* **Goal**:
Here are records with pictures in them. Copy all of them exactly and leave the pictures out.

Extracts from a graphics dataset
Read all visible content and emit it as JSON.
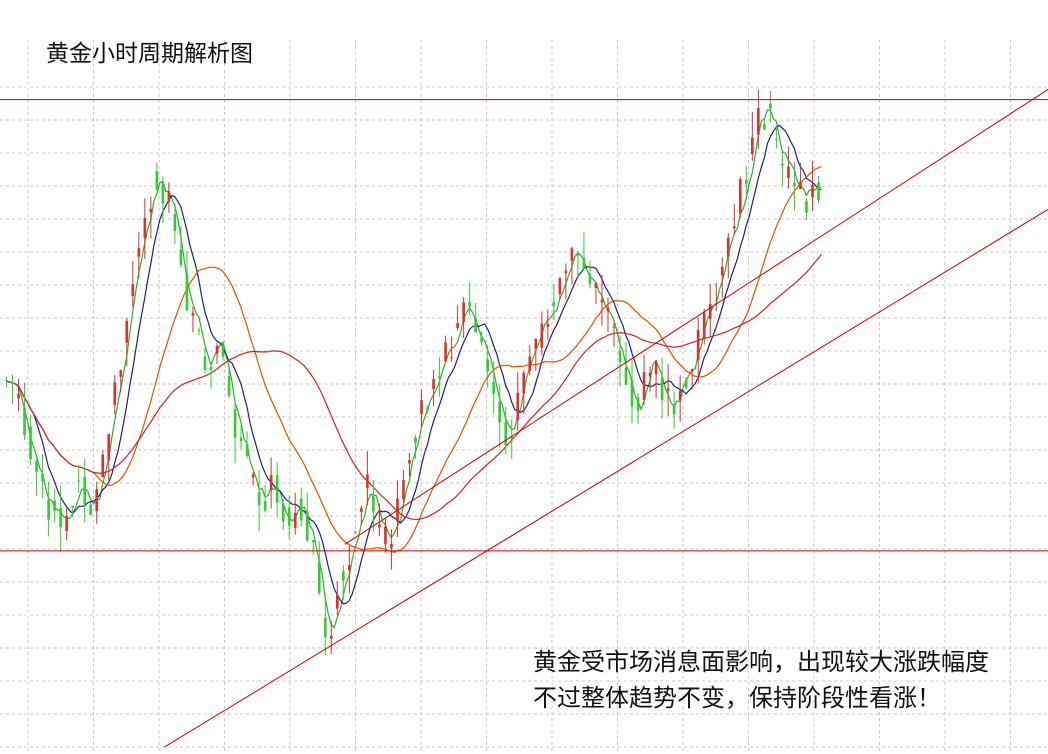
{
  "chart_data": {
    "type": "candlestick",
    "title": "黄金小时周期解析图",
    "annotation_lines": [
      "黄金受市场消息面影响，出现较大涨跌幅度",
      "不过整体趋势不变，保持阶段性看涨！"
    ],
    "colors": {
      "up": "#d9342b",
      "down": "#33cc33",
      "ma_short": "#33aa33",
      "ma_mid": "#1a237e",
      "ma_long1": "#e65100",
      "ma_long2": "#c62828",
      "levels": "#cc0000",
      "trendlines": "#cc0000",
      "grid": "#c8c8c8"
    },
    "grid": true,
    "ylim": [
      0,
      100
    ],
    "x": {
      "start": 0,
      "end": 135
    },
    "horizontal_levels": [
      {
        "name": "resistance",
        "value": 97
      },
      {
        "name": "support",
        "value": 28
      }
    ],
    "trendlines": [
      {
        "name": "upper-trend",
        "points": [
          [
            56,
            29
          ],
          [
            135,
            76
          ]
        ]
      },
      {
        "name": "lower-trend",
        "points": [
          [
            26,
            -2
          ],
          [
            135,
            59
          ]
        ]
      }
    ],
    "closes": [
      54,
      52,
      50,
      46,
      42,
      40,
      36,
      35,
      34,
      32,
      34,
      38,
      40,
      36,
      35,
      40,
      42,
      50,
      55,
      60,
      66,
      72,
      76,
      80,
      86,
      84,
      82,
      80,
      74,
      70,
      64,
      62,
      58,
      56,
      58,
      60,
      54,
      50,
      46,
      44,
      40,
      38,
      36,
      38,
      40,
      36,
      34,
      32,
      36,
      34,
      30,
      26,
      18,
      14,
      20,
      24,
      26,
      30,
      34,
      38,
      36,
      32,
      30,
      28,
      32,
      36,
      42,
      46,
      48,
      50,
      52,
      54,
      56,
      58,
      62,
      64,
      66,
      64,
      60,
      58,
      54,
      50,
      48,
      46,
      48,
      52,
      56,
      58,
      60,
      62,
      66,
      68,
      70,
      72,
      74,
      72,
      70,
      68,
      66,
      64,
      62,
      58,
      56,
      54,
      52,
      52,
      54,
      56,
      54,
      52,
      50,
      52,
      54,
      56,
      58,
      60,
      64,
      66,
      70,
      74,
      78,
      80,
      84,
      88,
      92,
      94,
      96,
      92,
      88,
      86,
      84,
      84,
      82,
      82,
      84,
      83
    ],
    "ma_values": {
      "short": "close-based moving average (fast)",
      "mid": "close-based moving average (medium)",
      "long1": "close-based moving average (slow)",
      "long2": "close-based moving average (slowest)"
    }
  }
}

* **Response for this exercise**:
Read all visible content and emit it as JSON.
{
  "chart_data": {
    "type": "candlestick",
    "title": "黄金小时周期解析图",
    "annotation_lines": [
      "黄金受市场消息面影响，出现较大涨跌幅度",
      "不过整体趋势不变，保持阶段性看涨！"
    ],
    "colors": {
      "up": "#d9342b",
      "down": "#33cc33",
      "ma_short": "#33aa33",
      "ma_mid": "#1a237e",
      "ma_long1": "#e65100",
      "ma_long2": "#c62828",
      "levels": "#cc0000",
      "trendlines": "#cc0000",
      "grid": "#c8c8c8"
    },
    "grid": true,
    "ylim": [
      0,
      100
    ],
    "x": {
      "start": 0,
      "end": 135
    },
    "horizontal_levels": [
      {
        "name": "resistance",
        "value": 97
      },
      {
        "name": "support",
        "value": 28
      }
    ],
    "trendlines": [
      {
        "name": "upper-trend",
        "points": [
          [
            56,
            29
          ],
          [
            135,
            76
          ]
        ]
      },
      {
        "name": "lower-trend",
        "points": [
          [
            26,
            -2
          ],
          [
            135,
            59
          ]
        ]
      }
    ],
    "closes": [
      54,
      52,
      50,
      46,
      42,
      40,
      36,
      35,
      34,
      32,
      34,
      38,
      40,
      36,
      35,
      40,
      42,
      50,
      55,
      60,
      66,
      72,
      76,
      80,
      86,
      84,
      82,
      80,
      74,
      70,
      64,
      62,
      58,
      56,
      58,
      60,
      54,
      50,
      46,
      44,
      40,
      38,
      36,
      38,
      40,
      36,
      34,
      32,
      36,
      34,
      30,
      26,
      18,
      14,
      20,
      24,
      26,
      30,
      34,
      38,
      36,
      32,
      30,
      28,
      32,
      36,
      42,
      46,
      48,
      50,
      52,
      54,
      56,
      58,
      62,
      64,
      66,
      64,
      60,
      58,
      54,
      50,
      48,
      46,
      48,
      52,
      56,
      58,
      60,
      62,
      66,
      68,
      70,
      72,
      74,
      72,
      70,
      68,
      66,
      64,
      62,
      58,
      56,
      54,
      52,
      52,
      54,
      56,
      54,
      52,
      50,
      52,
      54,
      56,
      58,
      60,
      64,
      66,
      70,
      74,
      78,
      80,
      84,
      88,
      92,
      94,
      96,
      92,
      88,
      86,
      84,
      84,
      82,
      82,
      84,
      83
    ],
    "ma_values": {
      "short": "close-based moving average (fast)",
      "mid": "close-based moving average (medium)",
      "long1": "close-based moving average (slow)",
      "long2": "close-based moving average (slowest)"
    }
  }
}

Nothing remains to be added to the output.